- _DO THIS_: Repeat the lines that follow, leaving nothing out.

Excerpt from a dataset
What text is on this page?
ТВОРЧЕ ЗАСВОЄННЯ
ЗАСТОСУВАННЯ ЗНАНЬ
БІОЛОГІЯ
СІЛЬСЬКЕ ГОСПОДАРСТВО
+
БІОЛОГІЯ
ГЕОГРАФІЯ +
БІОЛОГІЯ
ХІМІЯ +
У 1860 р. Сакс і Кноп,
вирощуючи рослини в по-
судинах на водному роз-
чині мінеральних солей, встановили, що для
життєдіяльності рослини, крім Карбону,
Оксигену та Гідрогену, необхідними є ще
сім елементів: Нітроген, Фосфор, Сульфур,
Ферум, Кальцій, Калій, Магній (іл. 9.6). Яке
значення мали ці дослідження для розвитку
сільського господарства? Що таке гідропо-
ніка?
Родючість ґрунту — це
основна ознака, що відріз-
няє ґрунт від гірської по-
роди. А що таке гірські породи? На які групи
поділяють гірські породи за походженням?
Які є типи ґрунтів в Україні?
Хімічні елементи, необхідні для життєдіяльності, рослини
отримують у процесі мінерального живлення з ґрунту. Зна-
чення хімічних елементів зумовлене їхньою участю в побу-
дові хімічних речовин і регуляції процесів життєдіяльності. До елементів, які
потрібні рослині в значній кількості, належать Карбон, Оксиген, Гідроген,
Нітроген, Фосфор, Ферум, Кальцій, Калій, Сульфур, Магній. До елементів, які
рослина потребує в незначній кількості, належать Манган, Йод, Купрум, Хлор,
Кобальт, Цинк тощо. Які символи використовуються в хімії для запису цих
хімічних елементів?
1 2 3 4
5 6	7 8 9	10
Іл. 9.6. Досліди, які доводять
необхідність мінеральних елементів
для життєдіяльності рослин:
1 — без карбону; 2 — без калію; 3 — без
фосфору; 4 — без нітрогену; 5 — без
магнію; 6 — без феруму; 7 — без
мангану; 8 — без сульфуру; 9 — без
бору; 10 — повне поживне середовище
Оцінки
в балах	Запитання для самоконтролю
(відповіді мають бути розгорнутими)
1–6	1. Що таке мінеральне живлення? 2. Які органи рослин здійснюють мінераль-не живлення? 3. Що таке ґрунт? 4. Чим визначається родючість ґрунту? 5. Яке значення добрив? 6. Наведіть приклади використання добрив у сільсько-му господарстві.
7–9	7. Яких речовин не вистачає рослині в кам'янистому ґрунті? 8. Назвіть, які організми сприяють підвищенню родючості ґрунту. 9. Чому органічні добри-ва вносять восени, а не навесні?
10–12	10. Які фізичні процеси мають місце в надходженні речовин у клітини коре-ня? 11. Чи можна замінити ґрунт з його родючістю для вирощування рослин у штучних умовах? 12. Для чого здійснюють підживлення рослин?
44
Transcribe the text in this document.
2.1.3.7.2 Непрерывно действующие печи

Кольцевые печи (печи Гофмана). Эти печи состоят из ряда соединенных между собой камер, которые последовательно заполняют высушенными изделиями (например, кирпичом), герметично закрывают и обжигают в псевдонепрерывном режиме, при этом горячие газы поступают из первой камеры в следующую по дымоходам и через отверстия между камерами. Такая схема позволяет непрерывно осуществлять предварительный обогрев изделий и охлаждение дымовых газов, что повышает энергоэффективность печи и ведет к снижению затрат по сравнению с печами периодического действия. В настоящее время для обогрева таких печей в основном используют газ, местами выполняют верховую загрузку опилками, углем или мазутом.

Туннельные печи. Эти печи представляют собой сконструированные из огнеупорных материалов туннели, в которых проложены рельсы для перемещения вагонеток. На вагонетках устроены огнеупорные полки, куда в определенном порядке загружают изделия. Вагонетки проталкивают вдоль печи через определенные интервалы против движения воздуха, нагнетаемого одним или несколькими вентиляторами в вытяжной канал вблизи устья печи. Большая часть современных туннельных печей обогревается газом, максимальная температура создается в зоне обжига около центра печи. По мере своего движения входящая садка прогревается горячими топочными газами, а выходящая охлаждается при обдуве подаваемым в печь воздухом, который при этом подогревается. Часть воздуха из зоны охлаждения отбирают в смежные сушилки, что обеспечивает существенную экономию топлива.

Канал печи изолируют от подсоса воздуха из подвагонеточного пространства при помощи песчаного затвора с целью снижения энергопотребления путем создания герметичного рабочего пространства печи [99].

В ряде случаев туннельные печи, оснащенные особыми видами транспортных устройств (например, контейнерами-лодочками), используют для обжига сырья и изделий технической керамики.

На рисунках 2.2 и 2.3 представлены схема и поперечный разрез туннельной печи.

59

- _SOLUTION FOR THIS PROBLEM_:
What text is on this page?
ТВОРЧЕ ЗАСВОЄННЯ
ЗАСТОСУВАННЯ ЗНАНЬ
БІОЛОГІЯ
СІЛЬСЬКЕ ГОСПОДАРСТВО
+
БІОЛОГІЯ
ГЕОГРАФІЯ +
БІОЛОГІЯ
ХІМІЯ +
У 1860 р. Сакс і Кноп,
вирощуючи рослини в по-
судинах на водному роз-
чині мінеральних солей, встановили, що для
життєдіяльності рослини, крім Карбону,
Оксигену та Гідрогену, необхідними є ще
сім елементів: Нітроген, Фосфор, Сульфур,
Ферум, Кальцій, Калій, Магній (іл. 9.6). Яке
значення мали ці дослідження для розвитку
сільського господарства? Що таке гідропо-
ніка?
Родючість ґрунту — це
основна ознака, що відріз-
няє ґрунт від гірської по-
роди. А що таке гірські породи? На які групи
поділяють гірські породи за походженням?
Які є типи ґрунтів в Україні?
Хімічні елементи, необхідні для життєдіяльності, рослини
отримують у процесі мінерального живлення з ґрунту. Зна-
чення хімічних елементів зумовлене їхньою участю в побу-
дові хімічних речовин і регуляції процесів життєдіяльності. До елементів, які
потрібні рослині в значній кількості, належать Карбон, Оксиген, Гідроген,
Нітроген, Фосфор, Ферум, Кальцій, Калій, Сульфур, Магній. До елементів, які
рослина потребує в незначній кількості, належать Манган, Йод, Купрум, Хлор,
Кобальт, Цинк тощо. Які символи використовуються в хімії для запису цих
хімічних елементів?
1 2 3 4
5 6	7 8 9	10
Іл. 9.6. Досліди, які доводять
необхідність мінеральних елементів
для життєдіяльності рослин:
1 — без карбону; 2 — без калію; 3 — без
фосфору; 4 — без нітрогену; 5 — без
магнію; 6 — без феруму; 7 — без
мангану; 8 — без сульфуру; 9 — без
бору; 10 — повне поживне середовище
Оцінки
в балах	Запитання для самоконтролю
(відповіді мають бути розгорнутими)
1–6	1. Що таке мінеральне живлення? 2. Які органи рослин здійснюють мінераль-не живлення? 3. Що таке ґрунт? 4. Чим визначається родючість ґрунту? 5. Яке значення добрив? 6. Наведіть приклади використання добрив у сільсько-му господарстві.
7–9	7. Яких речовин не вистачає рослині в кам'янистому ґрунті? 8. Назвіть, які організми сприяють підвищенню родючості ґрунту. 9. Чому органічні добри-ва вносять восени, а не навесні?
10–12	10. Які фізичні процеси мають місце в надходженні речовин у клітини коре-ня? 11. Чи можна замінити ґрунт з його родючістю для вирощування рослин у штучних умовах? 12. Для чого здійснюють підживлення рослин?
44
Transcribe the text in this document.
2.1.3.7.2 Непрерывно действующие печи

Кольцевые печи (печи Гофмана). Эти печи состоят из ряда соединенных между собой камер, которые последовательно заполняют высушенными изделиями (например, кирпичом), герметично закрывают и обжигают в псевдонепрерывном режиме, при этом горячие газы поступают из первой камеры в следующую по дымоходам и через отверстия между камерами. Такая схема позволяет непрерывно осуществлять предварительный обогрев изделий и охлаждение дымовых газов, что повышает энергоэффективность печи и ведет к снижению затрат по сравнению с печами периодического действия. В настоящее время для обогрева таких печей в основном используют газ, местами выполняют верховую загрузку опилками, углем или мазутом.

Туннельные печи. Эти печи представляют собой сконструированные из огнеупорных материалов туннели, в которых проложены рельсы для перемещения вагонеток. На вагонетках устроены огнеупорные полки, куда в определенном порядке загружают изделия. Вагонетки проталкивают вдоль печи через определенные интервалы против движения воздуха, нагнетаемого одним или несколькими вентиляторами в вытяжной канал вблизи устья печи. Большая часть современных туннельных печей обогревается газом, максимальная температура создается в зоне обжига около центра печи. По мере своего движения входящая садка прогревается горячими топочными газами, а выходящая охлаждается при обдуве подаваемым в печь воздухом, который при этом подогревается. Часть воздуха из зоны охлаждения отбирают в смежные сушилки, что обеспечивает существенную экономию топлива.

Канал печи изолируют от подсоса воздуха из подвагонеточного пространства при помощи песчаного затвора с целью снижения энергопотребления путем создания герметичного рабочего пространства печи [99].

В ряде случаев туннельные печи, оснащенные особыми видами транспортных устройств (например, контейнерами-лодочками), используют для обжига сырья и изделий технической керамики.

На рисунках 2.2 и 2.3 представлены схема и поперечный разрез туннельной печи.

59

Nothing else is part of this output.